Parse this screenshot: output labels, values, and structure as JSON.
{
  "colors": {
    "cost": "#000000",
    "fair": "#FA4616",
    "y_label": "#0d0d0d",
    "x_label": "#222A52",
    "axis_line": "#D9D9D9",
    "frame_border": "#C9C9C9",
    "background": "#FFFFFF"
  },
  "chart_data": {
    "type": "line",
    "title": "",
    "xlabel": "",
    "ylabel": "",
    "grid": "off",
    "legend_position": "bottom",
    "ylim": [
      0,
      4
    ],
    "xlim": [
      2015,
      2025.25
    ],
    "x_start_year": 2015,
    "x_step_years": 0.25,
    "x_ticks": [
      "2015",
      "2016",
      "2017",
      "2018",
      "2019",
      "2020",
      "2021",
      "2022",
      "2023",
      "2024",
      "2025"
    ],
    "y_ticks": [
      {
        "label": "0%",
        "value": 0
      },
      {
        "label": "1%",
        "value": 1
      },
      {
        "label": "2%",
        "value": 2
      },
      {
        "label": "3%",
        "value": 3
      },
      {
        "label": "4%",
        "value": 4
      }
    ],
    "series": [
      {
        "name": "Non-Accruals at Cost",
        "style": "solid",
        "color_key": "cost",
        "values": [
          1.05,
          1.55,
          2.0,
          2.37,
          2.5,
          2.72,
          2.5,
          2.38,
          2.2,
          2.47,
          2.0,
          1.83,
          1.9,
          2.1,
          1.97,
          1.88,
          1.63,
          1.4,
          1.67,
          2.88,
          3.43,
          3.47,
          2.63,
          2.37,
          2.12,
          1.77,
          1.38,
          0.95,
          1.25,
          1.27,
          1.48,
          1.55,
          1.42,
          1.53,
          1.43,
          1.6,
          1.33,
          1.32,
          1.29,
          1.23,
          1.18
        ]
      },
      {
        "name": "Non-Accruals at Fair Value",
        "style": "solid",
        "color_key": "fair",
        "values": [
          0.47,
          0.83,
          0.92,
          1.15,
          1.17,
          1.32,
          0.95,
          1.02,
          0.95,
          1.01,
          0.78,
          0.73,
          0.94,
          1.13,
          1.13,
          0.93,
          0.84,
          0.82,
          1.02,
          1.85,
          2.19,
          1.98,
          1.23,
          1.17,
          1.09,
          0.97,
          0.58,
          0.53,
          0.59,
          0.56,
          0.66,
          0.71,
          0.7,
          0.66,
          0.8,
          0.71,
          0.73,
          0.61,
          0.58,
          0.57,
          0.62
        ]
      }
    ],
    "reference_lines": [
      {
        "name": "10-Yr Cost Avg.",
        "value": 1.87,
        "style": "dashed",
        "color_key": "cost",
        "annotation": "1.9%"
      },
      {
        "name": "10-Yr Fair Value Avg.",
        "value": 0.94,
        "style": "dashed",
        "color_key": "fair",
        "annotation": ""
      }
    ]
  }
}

---

EXERCISE –
Extract every line of the records above that contains the word "name".

TASK RESULT –
        "name": "Non-Accruals at Cost",
        "name": "Non-Accruals at Fair Value",
        "name": "10-Yr Cost Avg.",
        "name": "10-Yr Fair Value Avg.",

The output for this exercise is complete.